● **What the exercise asks**: Restate all of the entries exactly, dropping any pictures they hold.

-- start of Record extracts --

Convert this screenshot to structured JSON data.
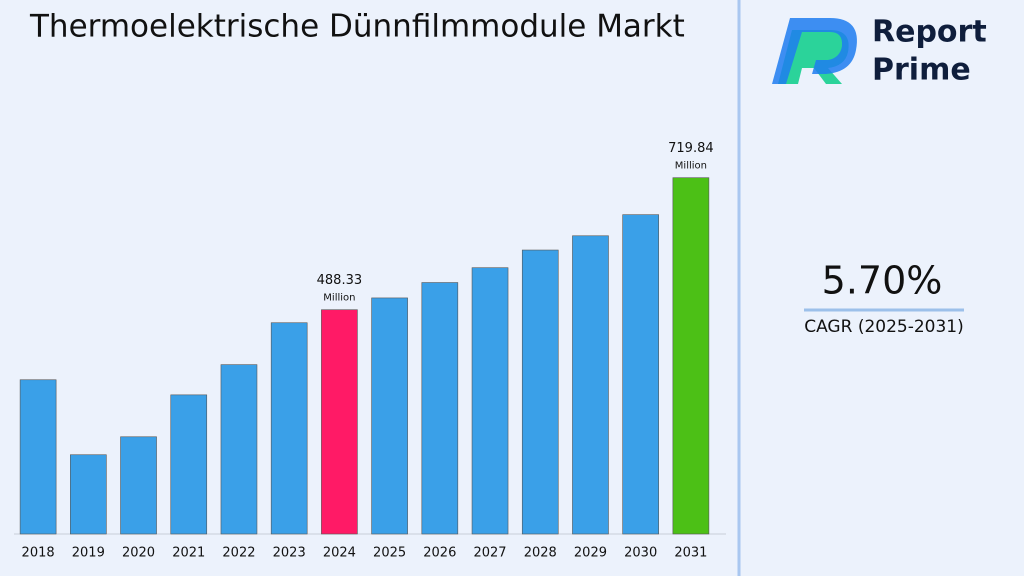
{
  "chart_data": {
    "type": "bar",
    "title": "Thermoelektrische Dünnfilmmodule Markt",
    "categories": [
      "2018",
      "2019",
      "2020",
      "2021",
      "2022",
      "2023",
      "2024",
      "2025",
      "2026",
      "2027",
      "2028",
      "2029",
      "2030",
      "2031"
    ],
    "values": [
      365.5,
      234,
      265.5,
      339,
      392,
      465.5,
      488.33,
      509,
      536,
      562,
      593,
      618,
      655,
      719.84
    ],
    "colors": [
      "#3aa0e8",
      "#3aa0e8",
      "#3aa0e8",
      "#3aa0e8",
      "#3aa0e8",
      "#3aa0e8",
      "#ff1a66",
      "#3aa0e8",
      "#3aa0e8",
      "#3aa0e8",
      "#3aa0e8",
      "#3aa0e8",
      "#3aa0e8",
      "#4cc016"
    ],
    "labeled": [
      6,
      13
    ],
    "unit": "Million",
    "ylim": [
      95,
      800
    ],
    "cagr": "5.70%",
    "cagr_label": "CAGR (2025-2031)",
    "brand": [
      "Report",
      "Prime"
    ]
  }
}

-- end of Record extracts --

● **Final result**:
Convert this screenshot to structured JSON data.
{
  "chart_data": {
    "type": "bar",
    "title": "Thermoelektrische Dünnfilmmodule Markt",
    "categories": [
      "2018",
      "2019",
      "2020",
      "2021",
      "2022",
      "2023",
      "2024",
      "2025",
      "2026",
      "2027",
      "2028",
      "2029",
      "2030",
      "2031"
    ],
    "values": [
      365.5,
      234,
      265.5,
      339,
      392,
      465.5,
      488.33,
      509,
      536,
      562,
      593,
      618,
      655,
      719.84
    ],
    "colors": [
      "#3aa0e8",
      "#3aa0e8",
      "#3aa0e8",
      "#3aa0e8",
      "#3aa0e8",
      "#3aa0e8",
      "#ff1a66",
      "#3aa0e8",
      "#3aa0e8",
      "#3aa0e8",
      "#3aa0e8",
      "#3aa0e8",
      "#3aa0e8",
      "#4cc016"
    ],
    "labeled": [
      6,
      13
    ],
    "unit": "Million",
    "ylim": [
      95,
      800
    ],
    "cagr": "5.70%",
    "cagr_label": "CAGR (2025-2031)",
    "brand": [
      "Report",
      "Prime"
    ]
  }
}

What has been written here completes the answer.